* _Written request_
Make a verbatim copy of the entries below; pictures stay out.
┌────────
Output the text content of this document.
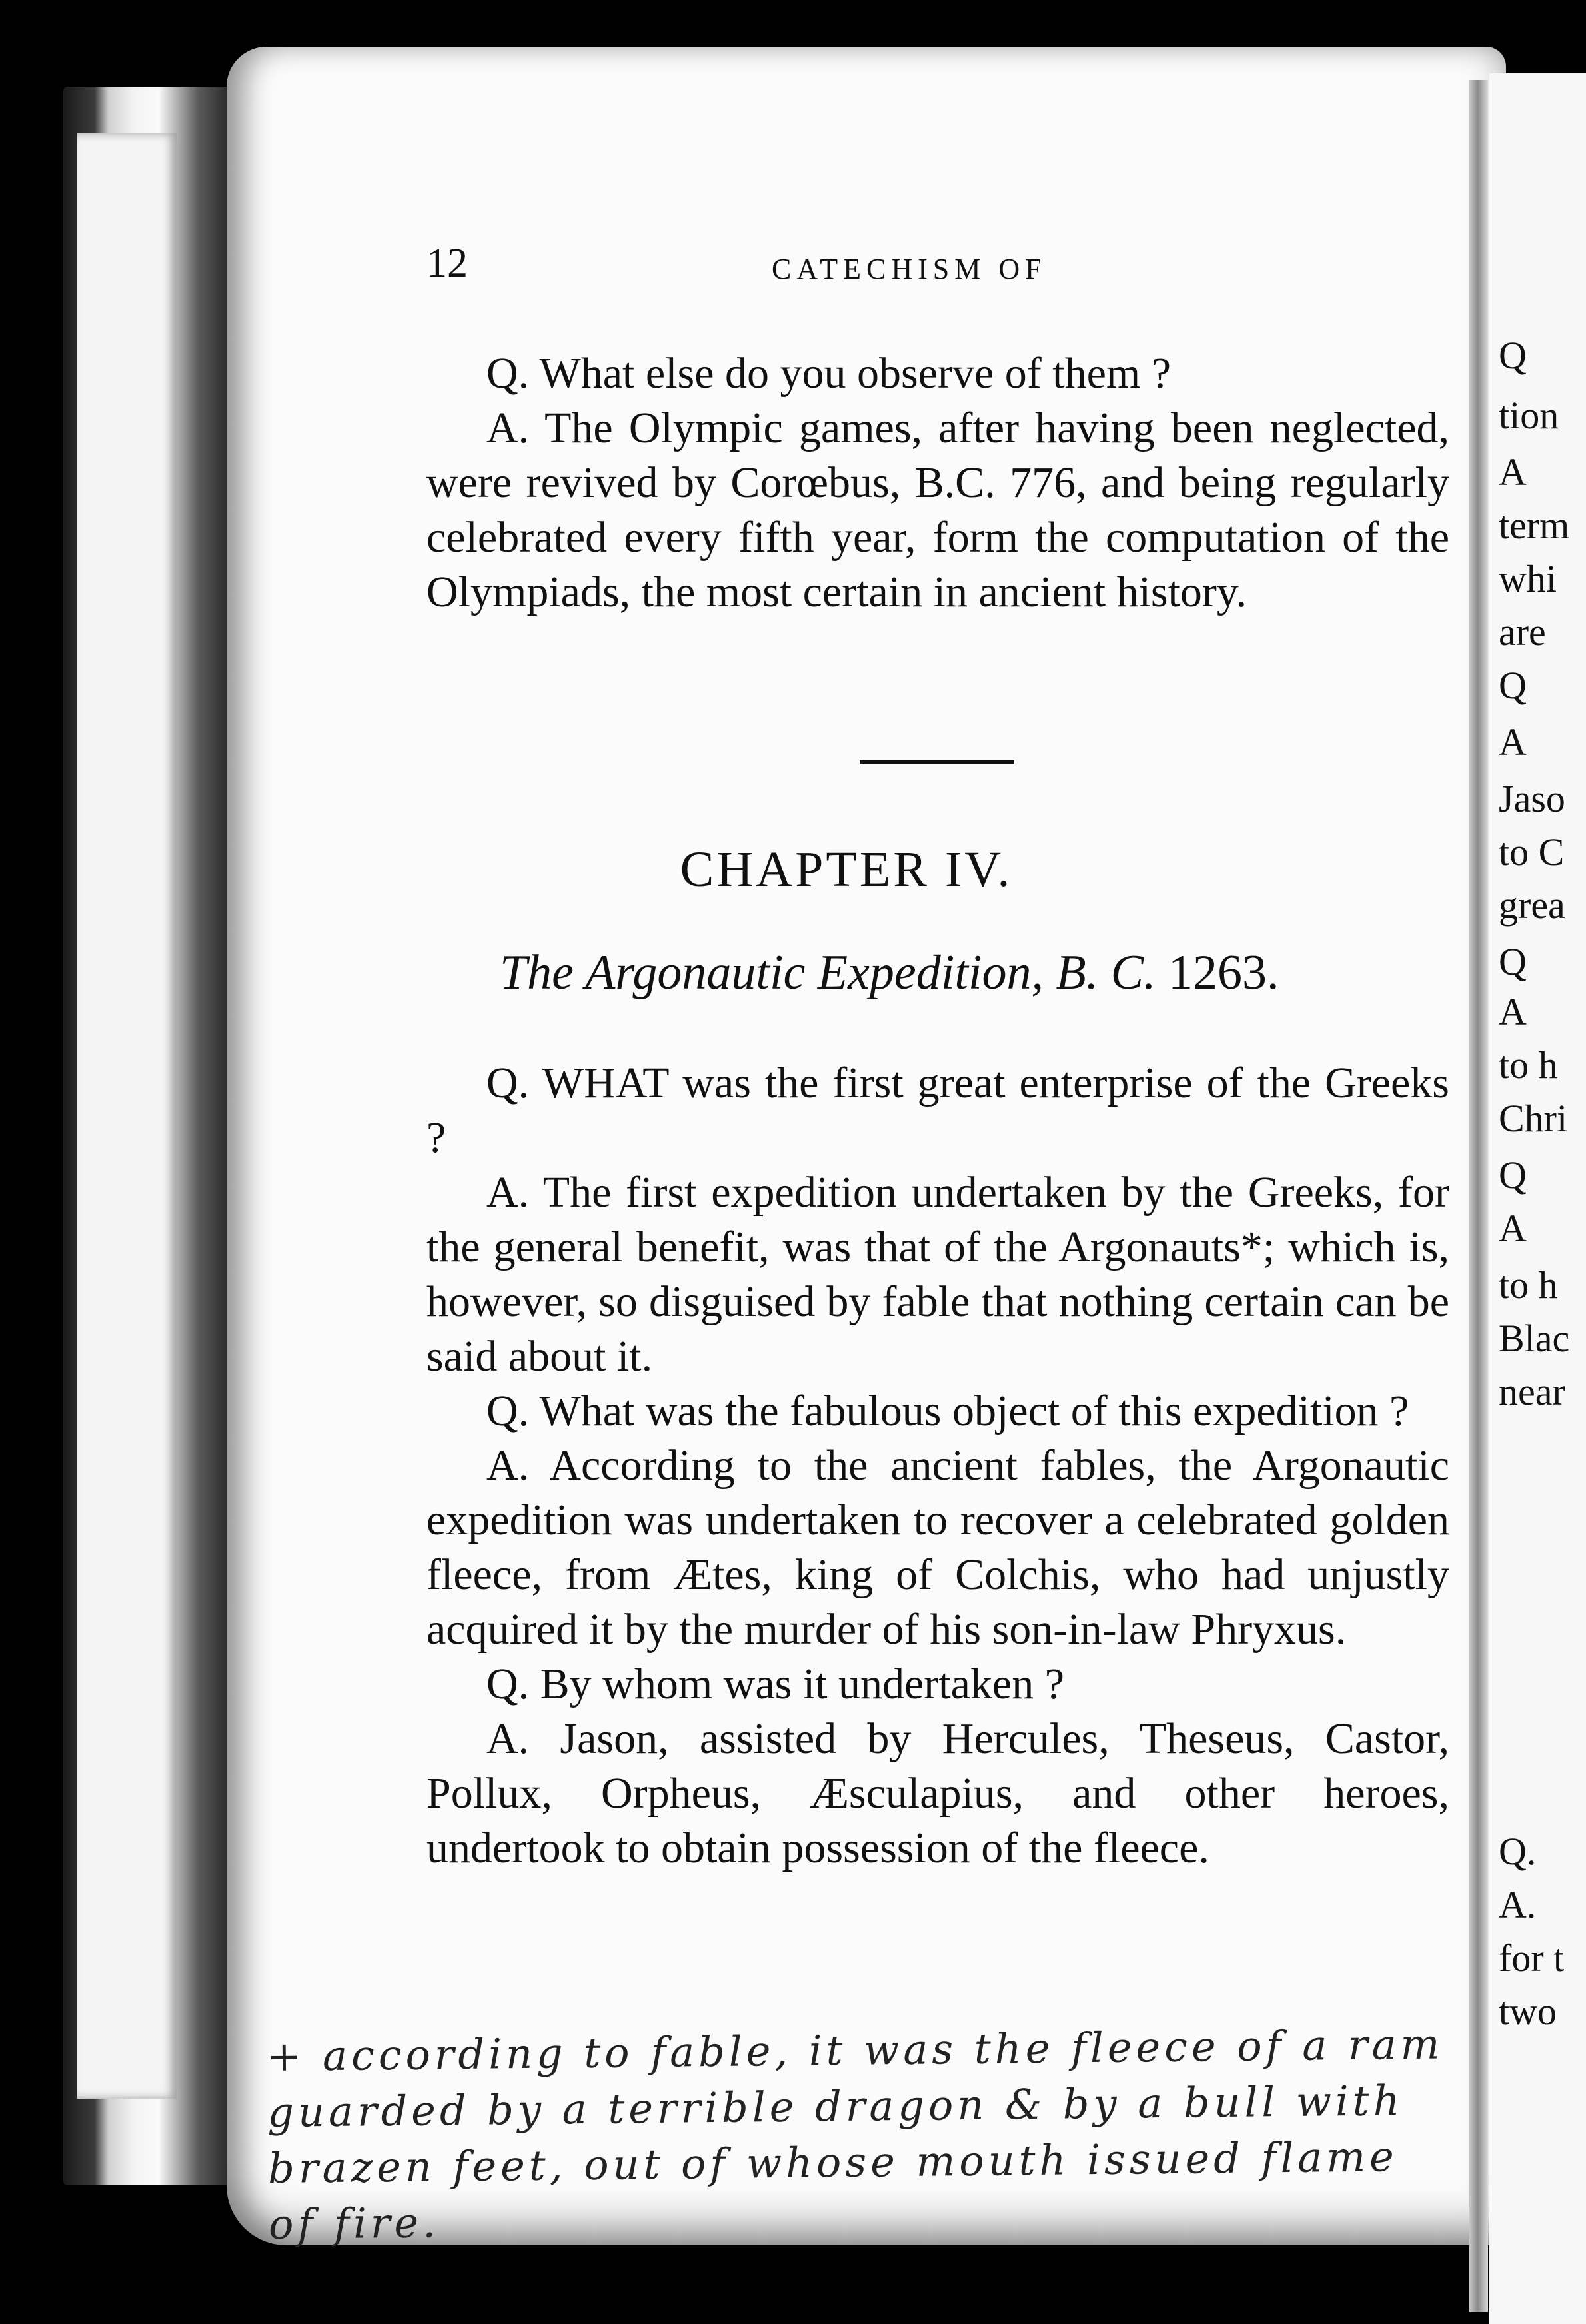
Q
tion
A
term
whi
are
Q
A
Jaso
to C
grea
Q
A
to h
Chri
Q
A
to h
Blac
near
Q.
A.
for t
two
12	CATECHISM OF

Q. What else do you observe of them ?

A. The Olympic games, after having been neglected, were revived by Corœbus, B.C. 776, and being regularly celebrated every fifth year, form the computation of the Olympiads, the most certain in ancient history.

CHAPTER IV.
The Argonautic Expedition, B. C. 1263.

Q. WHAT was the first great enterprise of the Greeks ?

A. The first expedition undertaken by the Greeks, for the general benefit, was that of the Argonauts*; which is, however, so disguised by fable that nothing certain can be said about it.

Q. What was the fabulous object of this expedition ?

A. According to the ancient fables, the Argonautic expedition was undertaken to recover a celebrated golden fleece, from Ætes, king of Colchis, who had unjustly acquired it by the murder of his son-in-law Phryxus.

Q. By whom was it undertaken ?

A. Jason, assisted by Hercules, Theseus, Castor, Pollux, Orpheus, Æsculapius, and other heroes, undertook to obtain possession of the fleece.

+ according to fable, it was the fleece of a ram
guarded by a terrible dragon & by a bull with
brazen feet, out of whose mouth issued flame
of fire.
└────────
* _Exercise result_
Output the text content of this document.
Q
tion
A
term
whi
are
Q
A
Jaso
to C
grea
Q
A
to h
Chri
Q
A
to h
Blac
near
Q.
A.
for t
two
12	CATECHISM OF

Q. What else do you observe of them ?

A. The Olympic games, after having been neglected, were revived by Corœbus, B.C. 776, and being regularly celebrated every fifth year, form the computation of the Olympiads, the most certain in ancient history.

CHAPTER IV.
The Argonautic Expedition, B. C. 1263.

Q. WHAT was the first great enterprise of the Greeks ?

A. The first expedition undertaken by the Greeks, for the general benefit, was that of the Argonauts*; which is, however, so disguised by fable that nothing certain can be said about it.

Q. What was the fabulous object of this expedition ?

A. According to the ancient fables, the Argonautic expedition was undertaken to recover a celebrated golden fleece, from Ætes, king of Colchis, who had unjustly acquired it by the murder of his son-in-law Phryxus.

Q. By whom was it undertaken ?

A. Jason, assisted by Hercules, Theseus, Castor, Pollux, Orpheus, Æsculapius, and other heroes, undertook to obtain possession of the fleece.

+ according to fable, it was the fleece of a ram
guarded by a terrible dragon & by a bull with
brazen feet, out of whose mouth issued flame
of fire.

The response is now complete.